- _Brief_: What is needed is an exact copy of the entries below, from the line that contains "What text is on this page?" through the final line, both included, and nothing else.

- _Entries shown_:
========================================

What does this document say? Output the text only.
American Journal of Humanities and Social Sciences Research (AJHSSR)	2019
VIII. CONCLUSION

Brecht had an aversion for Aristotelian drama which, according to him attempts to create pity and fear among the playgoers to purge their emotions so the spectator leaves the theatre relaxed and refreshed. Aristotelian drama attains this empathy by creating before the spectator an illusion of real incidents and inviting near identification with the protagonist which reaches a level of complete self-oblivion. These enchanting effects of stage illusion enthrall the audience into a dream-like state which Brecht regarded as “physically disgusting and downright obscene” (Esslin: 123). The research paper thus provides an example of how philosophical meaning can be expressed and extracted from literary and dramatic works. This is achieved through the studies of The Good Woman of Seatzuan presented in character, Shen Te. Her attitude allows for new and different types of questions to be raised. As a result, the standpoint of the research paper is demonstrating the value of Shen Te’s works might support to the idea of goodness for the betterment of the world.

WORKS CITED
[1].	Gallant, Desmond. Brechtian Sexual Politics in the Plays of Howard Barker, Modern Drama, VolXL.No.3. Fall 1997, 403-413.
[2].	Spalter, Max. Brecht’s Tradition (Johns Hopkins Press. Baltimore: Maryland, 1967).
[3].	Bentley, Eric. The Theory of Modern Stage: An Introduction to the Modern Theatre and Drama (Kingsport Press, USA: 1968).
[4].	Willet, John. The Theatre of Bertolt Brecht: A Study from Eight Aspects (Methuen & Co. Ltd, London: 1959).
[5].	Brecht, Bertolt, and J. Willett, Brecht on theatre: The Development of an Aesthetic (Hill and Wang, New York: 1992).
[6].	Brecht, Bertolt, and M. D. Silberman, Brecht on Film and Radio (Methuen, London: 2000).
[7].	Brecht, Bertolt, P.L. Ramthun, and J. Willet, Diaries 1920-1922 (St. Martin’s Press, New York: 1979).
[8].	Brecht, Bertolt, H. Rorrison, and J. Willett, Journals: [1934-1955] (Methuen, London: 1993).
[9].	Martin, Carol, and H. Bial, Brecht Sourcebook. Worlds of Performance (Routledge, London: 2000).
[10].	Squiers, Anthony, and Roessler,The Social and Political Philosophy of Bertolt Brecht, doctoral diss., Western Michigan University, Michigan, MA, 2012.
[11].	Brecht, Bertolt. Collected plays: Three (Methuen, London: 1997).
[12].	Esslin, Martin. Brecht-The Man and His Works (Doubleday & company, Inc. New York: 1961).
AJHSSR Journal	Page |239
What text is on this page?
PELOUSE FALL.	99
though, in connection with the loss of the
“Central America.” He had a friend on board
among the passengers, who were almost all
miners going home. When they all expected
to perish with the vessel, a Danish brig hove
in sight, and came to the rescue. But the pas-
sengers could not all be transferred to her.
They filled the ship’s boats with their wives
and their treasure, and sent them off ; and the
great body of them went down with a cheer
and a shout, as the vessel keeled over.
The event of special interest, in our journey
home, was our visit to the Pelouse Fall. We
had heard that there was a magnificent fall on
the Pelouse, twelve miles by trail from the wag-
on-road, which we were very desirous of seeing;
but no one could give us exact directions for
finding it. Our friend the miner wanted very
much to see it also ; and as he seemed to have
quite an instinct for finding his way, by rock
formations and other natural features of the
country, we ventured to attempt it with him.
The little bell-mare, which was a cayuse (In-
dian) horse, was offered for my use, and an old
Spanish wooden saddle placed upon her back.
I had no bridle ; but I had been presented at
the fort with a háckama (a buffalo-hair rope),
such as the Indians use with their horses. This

========================================

- _Solution to the exercise_:
What text is on this page?
PELOUSE FALL.	99
though, in connection with the loss of the
“Central America.” He had a friend on board
among the passengers, who were almost all
miners going home. When they all expected
to perish with the vessel, a Danish brig hove
in sight, and came to the rescue. But the pas-
sengers could not all be transferred to her.
They filled the ship’s boats with their wives
and their treasure, and sent them off ; and the
great body of them went down with a cheer
and a shout, as the vessel keeled over.
The event of special interest, in our journey
home, was our visit to the Pelouse Fall. We
had heard that there was a magnificent fall on
the Pelouse, twelve miles by trail from the wag-
on-road, which we were very desirous of seeing;
but no one could give us exact directions for
finding it. Our friend the miner wanted very
much to see it also ; and as he seemed to have
quite an instinct for finding his way, by rock
formations and other natural features of the
country, we ventured to attempt it with him.
The little bell-mare, which was a cayuse (In-
dian) horse, was offered for my use, and an old
Spanish wooden saddle placed upon her back.
I had no bridle ; but I had been presented at
the fort with a háckama (a buffalo-hair rope),
such as the Indians use with their horses. This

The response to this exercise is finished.